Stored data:
--

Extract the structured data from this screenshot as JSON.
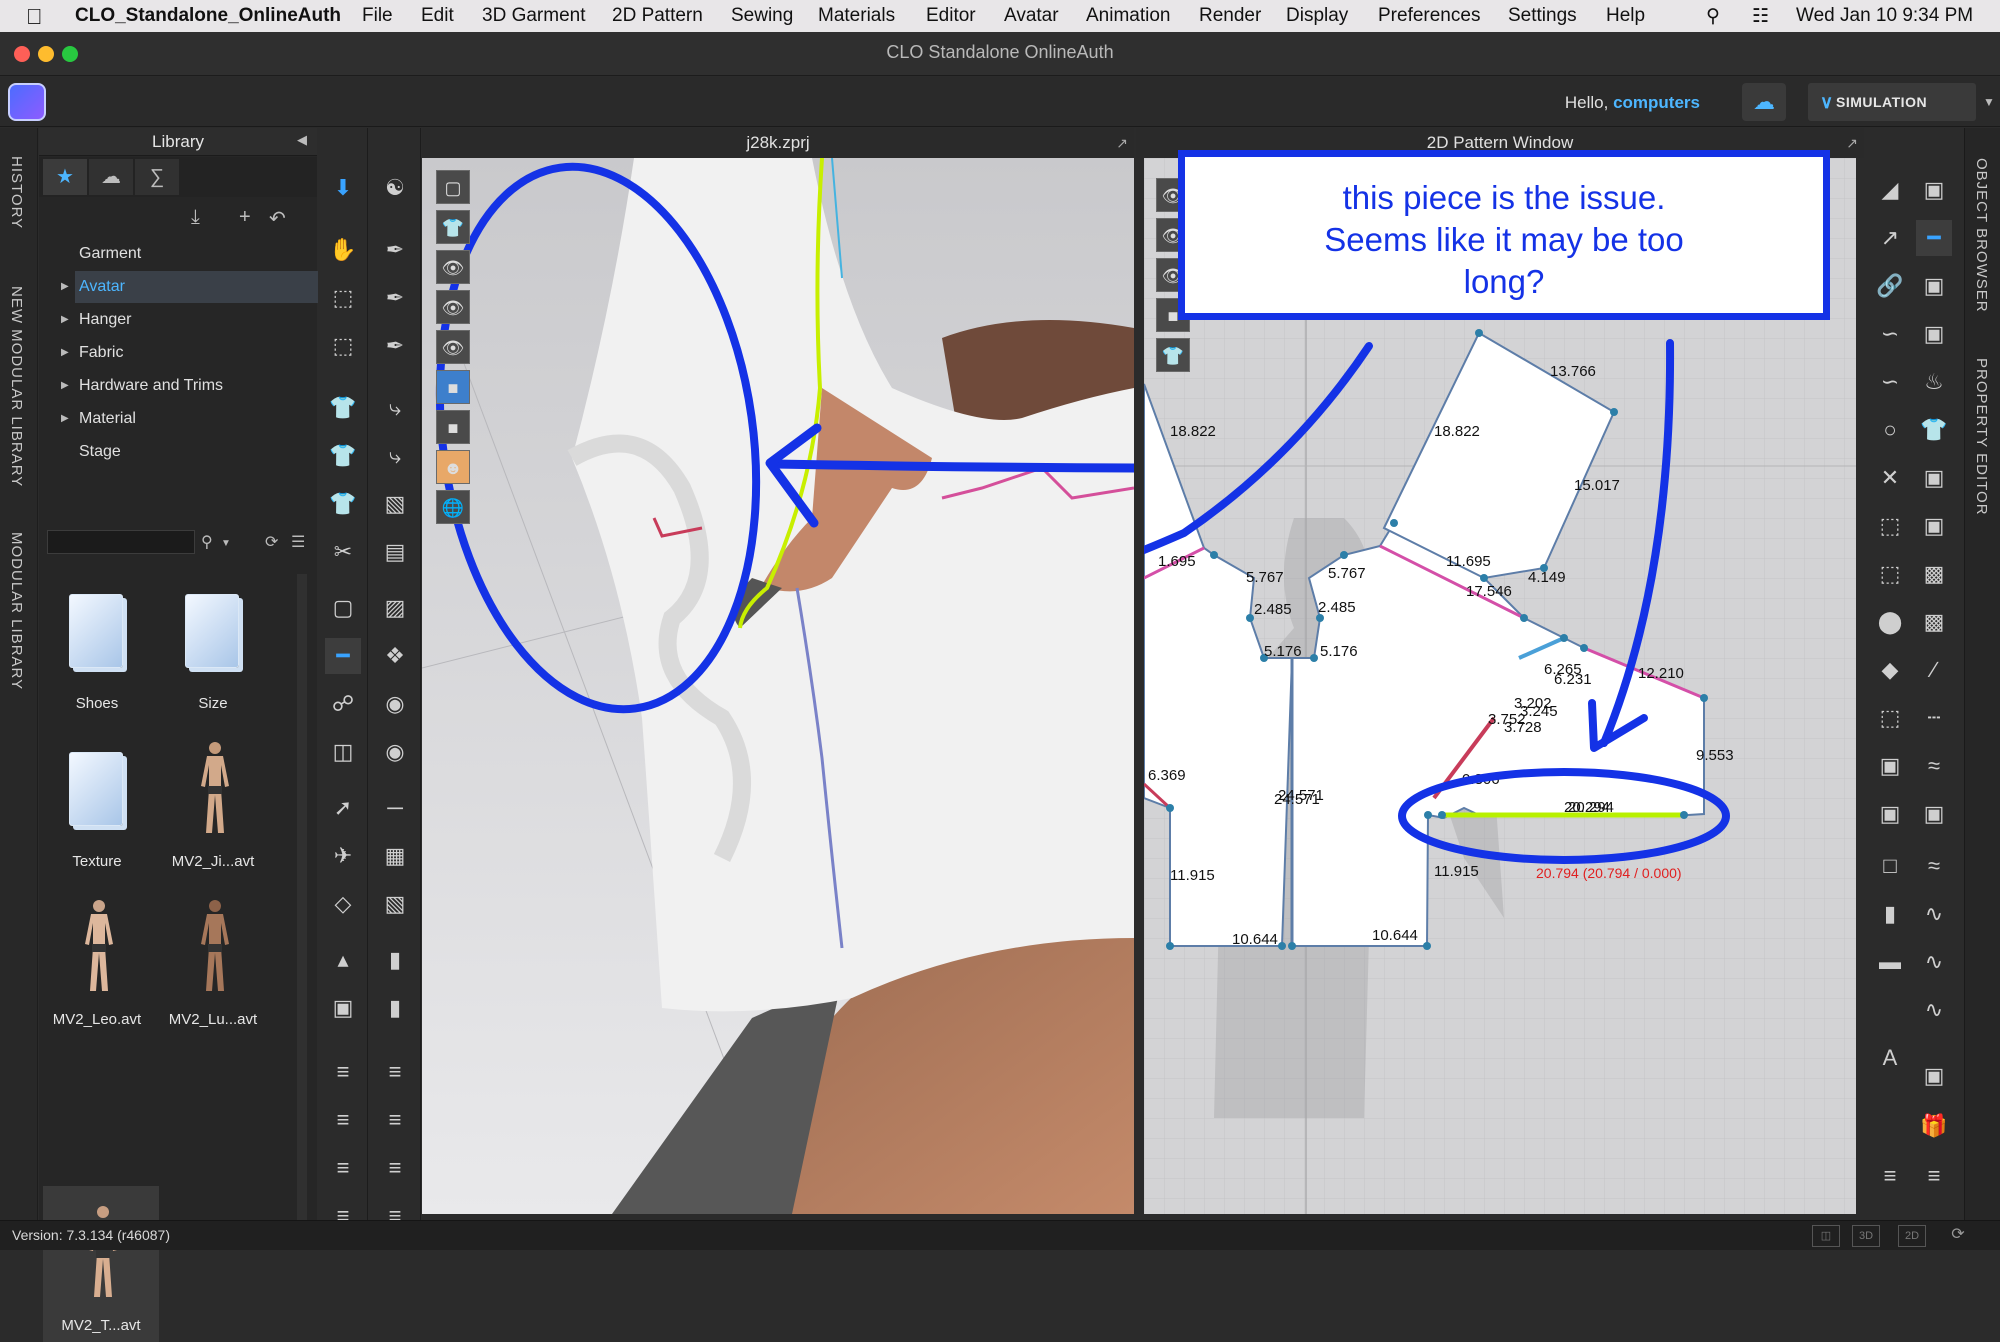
{
  "menubar": {
    "app_name": "CLO_Standalone_OnlineAuth",
    "items": [
      "File",
      "Edit",
      "3D Garment",
      "2D Pattern",
      "Sewing",
      "Materials",
      "Editor",
      "Avatar",
      "Animation",
      "Render",
      "Display",
      "Preferences",
      "Settings",
      "Help"
    ],
    "datetime": "Wed Jan 10  9:34 PM"
  },
  "window": {
    "title": "CLO Standalone OnlineAuth"
  },
  "appbar": {
    "hello": "Hello,",
    "user": "computers",
    "simulation_label": "SIMULATION"
  },
  "left_tabs": [
    "HISTORY",
    "NEW MODULAR LIBRARY",
    "MODULAR LIBRARY"
  ],
  "right_tabs": [
    "OBJECT BROWSER",
    "PROPERTY EDITOR"
  ],
  "library": {
    "title": "Library",
    "tree": [
      {
        "label": "Garment",
        "expandable": false
      },
      {
        "label": "Avatar",
        "expandable": true,
        "selected": true
      },
      {
        "label": "Hanger",
        "expandable": true
      },
      {
        "label": "Fabric",
        "expandable": true
      },
      {
        "label": "Hardware and Trims",
        "expandable": true
      },
      {
        "label": "Material",
        "expandable": true
      },
      {
        "label": "Stage",
        "expandable": false
      }
    ],
    "items": [
      {
        "label": "Shoes",
        "kind": "folder"
      },
      {
        "label": "Size",
        "kind": "folder"
      },
      {
        "label": "Texture",
        "kind": "folder"
      },
      {
        "label": "MV2_Ji...avt",
        "kind": "avatar"
      },
      {
        "label": "MV2_Leo.avt",
        "kind": "avatar"
      },
      {
        "label": "MV2_Lu...avt",
        "kind": "avatar"
      },
      {
        "label": "MV2_T...avt",
        "kind": "avatar",
        "selected": true
      }
    ]
  },
  "view3d": {
    "title": "j28k.zprj"
  },
  "view2d": {
    "title": "2D Pattern Window",
    "measurements": [
      "13.766",
      "18.822",
      "18.822",
      "15.017",
      "11.695",
      "1.695",
      "5.767",
      "5.767",
      "17.546",
      "4.149",
      "2.485",
      "2.485",
      "5.176",
      "5.176",
      "6.265",
      "6.231",
      "12.210",
      "3.202",
      "3.752",
      "3.728",
      "3.245",
      "9.553",
      "6.369",
      "24.571",
      "24.571",
      "0.806",
      "20.294",
      "20.294",
      "11.915",
      "11.915",
      "10.644",
      "10.644"
    ],
    "red_readout": "20.794 (20.794 / 0.000)"
  },
  "annotation": {
    "text": "this piece is the issue.\nSeems like it may be too\nlong?"
  },
  "status": {
    "version": "Version: 7.3.134 (r46087)",
    "view_buttons": [
      "2D",
      "3D"
    ]
  },
  "colors": {
    "accent": "#4db6ff",
    "annotation_blue": "#1432e6",
    "seam_green": "#b8f000",
    "seam_pink": "#d44fa8"
  }
}
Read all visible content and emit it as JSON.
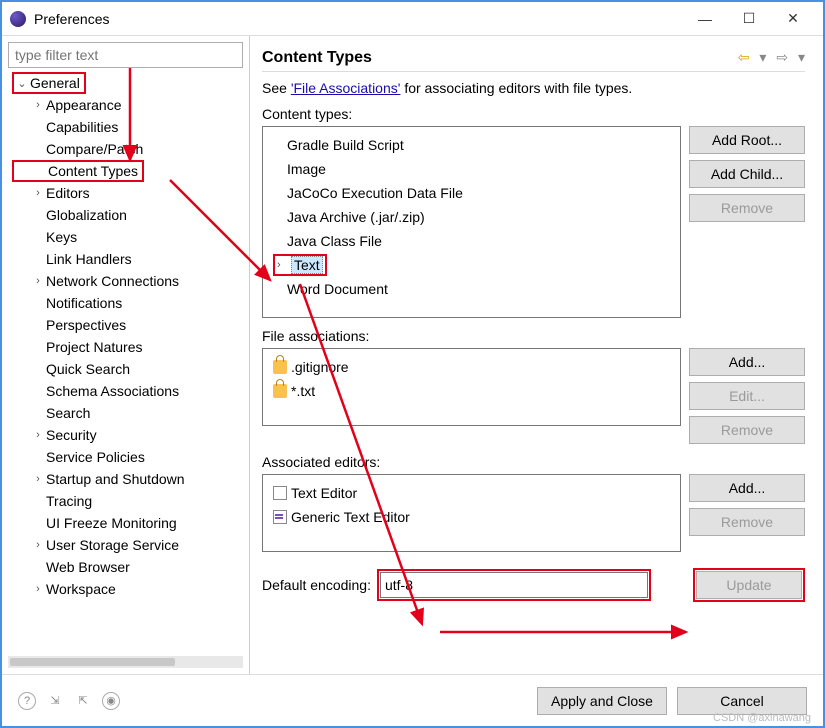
{
  "window": {
    "title": "Preferences"
  },
  "filter": {
    "placeholder": "type filter text"
  },
  "tree": {
    "root": "General",
    "items": [
      {
        "label": "Appearance",
        "chev": true
      },
      {
        "label": "Capabilities",
        "chev": false
      },
      {
        "label": "Compare/Patch",
        "chev": false
      },
      {
        "label": "Content Types",
        "chev": false,
        "hl": true
      },
      {
        "label": "Editors",
        "chev": true
      },
      {
        "label": "Globalization",
        "chev": false
      },
      {
        "label": "Keys",
        "chev": false
      },
      {
        "label": "Link Handlers",
        "chev": false
      },
      {
        "label": "Network Connections",
        "chev": true
      },
      {
        "label": "Notifications",
        "chev": false
      },
      {
        "label": "Perspectives",
        "chev": false
      },
      {
        "label": "Project Natures",
        "chev": false
      },
      {
        "label": "Quick Search",
        "chev": false
      },
      {
        "label": "Schema Associations",
        "chev": false
      },
      {
        "label": "Search",
        "chev": false
      },
      {
        "label": "Security",
        "chev": true
      },
      {
        "label": "Service Policies",
        "chev": false
      },
      {
        "label": "Startup and Shutdown",
        "chev": true
      },
      {
        "label": "Tracing",
        "chev": false
      },
      {
        "label": "UI Freeze Monitoring",
        "chev": false
      },
      {
        "label": "User Storage Service",
        "chev": true
      },
      {
        "label": "Web Browser",
        "chev": false
      },
      {
        "label": "Workspace",
        "chev": true
      }
    ]
  },
  "header": {
    "title": "Content Types"
  },
  "see": {
    "pre": "See  ",
    "link": "'File Associations'",
    "post": " for associating editors with file types."
  },
  "content_types": {
    "label": "Content types:",
    "items": [
      {
        "label": "Gradle Build Script"
      },
      {
        "label": "Image"
      },
      {
        "label": "JaCoCo Execution Data File"
      },
      {
        "label": "Java Archive (.jar/.zip)"
      },
      {
        "label": "Java Class File"
      },
      {
        "label": "Text",
        "chev": true,
        "selected": true,
        "hl": true
      },
      {
        "label": "Word Document"
      }
    ],
    "btns": {
      "addRoot": "Add Root...",
      "addChild": "Add Child...",
      "remove": "Remove"
    }
  },
  "file_assoc": {
    "label": "File associations:",
    "items": [
      ".gitignore",
      "*.txt"
    ],
    "btns": {
      "add": "Add...",
      "edit": "Edit...",
      "remove": "Remove"
    }
  },
  "assoc_editors": {
    "label": "Associated editors:",
    "items": [
      "Text Editor",
      "Generic Text Editor"
    ],
    "btns": {
      "add": "Add...",
      "remove": "Remove"
    }
  },
  "encoding": {
    "label": "Default encoding: ",
    "value": "utf-8",
    "update": "Update"
  },
  "footer": {
    "apply": "Apply and Close",
    "cancel": "Cancel"
  },
  "watermark": "CSDN @axinawang"
}
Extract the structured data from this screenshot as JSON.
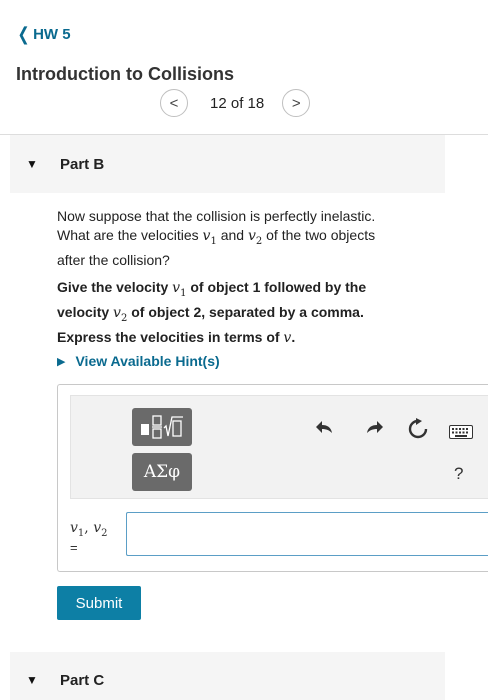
{
  "nav": {
    "back_label": "HW 5"
  },
  "header": {
    "title": "Introduction to Collisions",
    "pager_text": "12 of 18"
  },
  "parts": [
    {
      "label": "Part B"
    },
    {
      "label": "Part C"
    }
  ],
  "question": {
    "line1": "Now suppose that the collision is perfectly inelastic.",
    "line2_pre": "What are the velocities ",
    "v1": "v",
    "v1_sub": "1",
    "and": " and ",
    "v2": "v",
    "v2_sub": "2",
    "line2_post": " of the two objects",
    "line3": "after the collision?"
  },
  "instructions": {
    "p1": "Give the velocity ",
    "v1": "v",
    "v1_sub": "1",
    "p2": " of object 1 followed by the",
    "p3": "velocity ",
    "v2": "v",
    "v2_sub": "2",
    "p4": " of object 2, separated by a comma.",
    "p5": "Express the velocities in terms of ",
    "v": "v",
    "p6": "."
  },
  "hints": {
    "label": "View Available Hint(s)"
  },
  "toolbar": {
    "symbol_label": "ΑΣφ",
    "help_label": "?",
    "icons": [
      "templates-icon",
      "undo-icon",
      "redo-icon",
      "reset-icon",
      "keyboard-icon",
      "help-icon"
    ]
  },
  "answer": {
    "label": "v1, v2",
    "label_v1": "v",
    "label_sub1": "1",
    "label_sep": ", ",
    "label_v2": "v",
    "label_sub2": "2",
    "equals": "=",
    "value": "",
    "placeholder": ""
  },
  "submit": {
    "label": "Submit"
  },
  "colors": {
    "link": "#0a6a8f",
    "submit": "#0d7fa5",
    "input_border": "#5b9ec6",
    "toolbar_button": "#6a6a6a"
  }
}
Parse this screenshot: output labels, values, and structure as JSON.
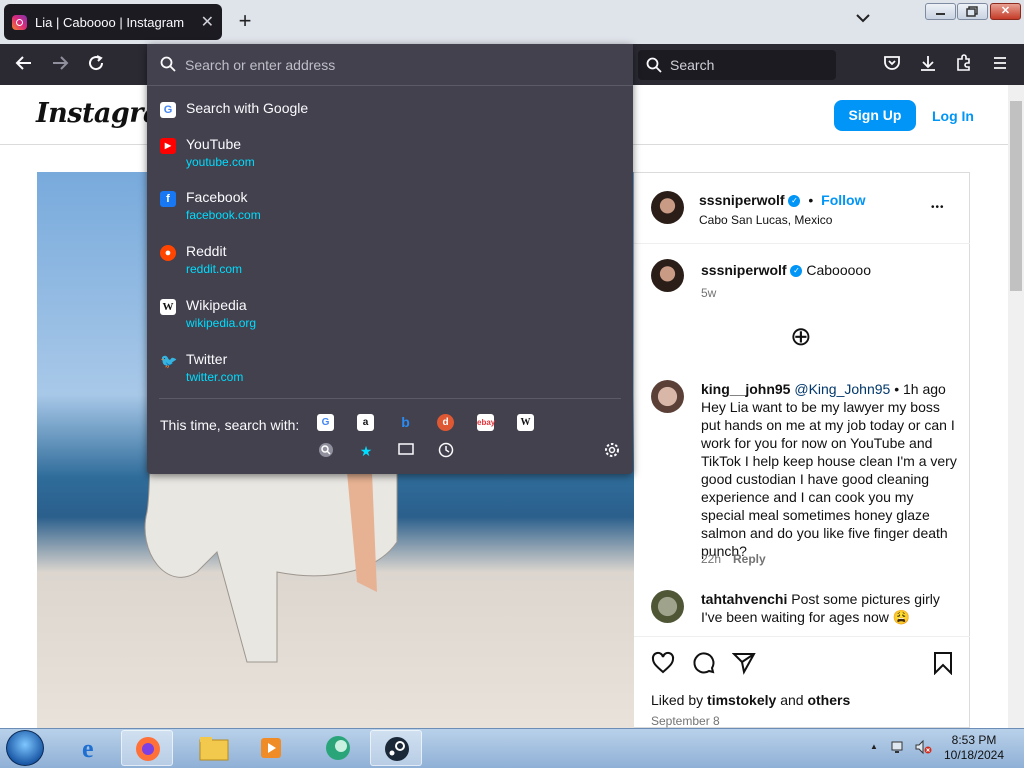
{
  "browser": {
    "tab_title": "Lia | Caboooo | Instagram",
    "tab_close": "✕",
    "new_tab": "+",
    "tabs_menu": "⌄",
    "search_placeholder": "Search",
    "window_close": "✕"
  },
  "urlbar": {
    "placeholder": "Search or enter address",
    "search_with": "Search with Google",
    "suggestions": [
      {
        "title": "YouTube",
        "url": "youtube.com",
        "icon": "youtube-icon",
        "color": "#ff0000"
      },
      {
        "title": "Facebook",
        "url": "facebook.com",
        "icon": "facebook-icon",
        "color": "#1877f2"
      },
      {
        "title": "Reddit",
        "url": "reddit.com",
        "icon": "reddit-icon",
        "color": "#ff4500"
      },
      {
        "title": "Wikipedia",
        "url": "wikipedia.org",
        "icon": "wikipedia-icon",
        "color": "#ffffff"
      },
      {
        "title": "Twitter",
        "url": "twitter.com",
        "icon": "twitter-icon",
        "color": "#1d9bf0"
      }
    ],
    "this_time_label": "This time, search with:",
    "engines": [
      "google-icon",
      "amazon-icon",
      "bing-icon",
      "duckduckgo-icon",
      "ebay-icon",
      "wikipedia-icon"
    ],
    "modes": [
      "search-icon",
      "bookmarks-star-icon",
      "tabs-icon",
      "history-clock-icon"
    ]
  },
  "instagram": {
    "logo": "Instagram",
    "signup": "Sign Up",
    "login": "Log In",
    "post": {
      "author": "sssniperwolf",
      "follow": "Follow",
      "separator": "•",
      "location": "Cabo San Lucas, Mexico",
      "more": "•••",
      "caption": "Cabooooo",
      "caption_age": "5w",
      "add_icon": "⊕",
      "comments": [
        {
          "user": "king__john95",
          "handle": "@King_John95",
          "time": "• 1h ago",
          "text": "Hey Lia want to be my lawyer my boss put hands on me at my job today or can I work for you for now on YouTube and TikTok I help keep house clean I'm a very good custodian I have good cleaning experience and I can cook you my special meal sometimes honey glaze salmon and do you like five finger death punch?",
          "age": "22h",
          "reply": "Reply"
        },
        {
          "user": "tahtahvenchi",
          "text": "Post some pictures girly I've been waiting for ages now 😩"
        }
      ],
      "liked_by_prefix": "Liked by",
      "liked_by_user": "timstokely",
      "liked_by_and": "and",
      "liked_by_others": "others",
      "date": "September 8"
    }
  },
  "taskbar": {
    "time": "8:53 PM",
    "date": "10/18/2024",
    "tray_arrow": "▲"
  }
}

--

■ The exercise ■
From the listing above, copy out each line where the word "velocities" appears.

■ Written response ■
    "line2_pre": "What are the velocities ",
    "p5": "Express the velocities in terms of ",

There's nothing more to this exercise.